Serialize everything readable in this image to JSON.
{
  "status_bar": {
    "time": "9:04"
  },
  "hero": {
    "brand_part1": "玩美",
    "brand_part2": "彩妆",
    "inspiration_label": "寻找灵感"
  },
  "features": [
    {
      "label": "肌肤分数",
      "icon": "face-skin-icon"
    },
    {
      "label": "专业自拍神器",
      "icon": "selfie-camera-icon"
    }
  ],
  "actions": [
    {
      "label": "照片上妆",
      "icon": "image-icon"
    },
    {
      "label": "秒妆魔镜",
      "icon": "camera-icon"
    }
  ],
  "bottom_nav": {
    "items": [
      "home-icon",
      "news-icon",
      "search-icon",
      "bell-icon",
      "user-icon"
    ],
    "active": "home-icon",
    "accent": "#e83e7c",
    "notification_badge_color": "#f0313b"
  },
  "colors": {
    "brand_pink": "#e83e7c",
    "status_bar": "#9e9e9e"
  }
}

■ WHAT TO PRODUCE ■
Write the data out again in full and exactly.

■ FINAL RESULT ■
Serialize everything readable in this image to JSON.
{
  "status_bar": {
    "time": "9:04"
  },
  "hero": {
    "brand_part1": "玩美",
    "brand_part2": "彩妆",
    "inspiration_label": "寻找灵感"
  },
  "features": [
    {
      "label": "肌肤分数",
      "icon": "face-skin-icon"
    },
    {
      "label": "专业自拍神器",
      "icon": "selfie-camera-icon"
    }
  ],
  "actions": [
    {
      "label": "照片上妆",
      "icon": "image-icon"
    },
    {
      "label": "秒妆魔镜",
      "icon": "camera-icon"
    }
  ],
  "bottom_nav": {
    "items": [
      "home-icon",
      "news-icon",
      "search-icon",
      "bell-icon",
      "user-icon"
    ],
    "active": "home-icon",
    "accent": "#e83e7c",
    "notification_badge_color": "#f0313b"
  },
  "colors": {
    "brand_pink": "#e83e7c",
    "status_bar": "#9e9e9e"
  }
}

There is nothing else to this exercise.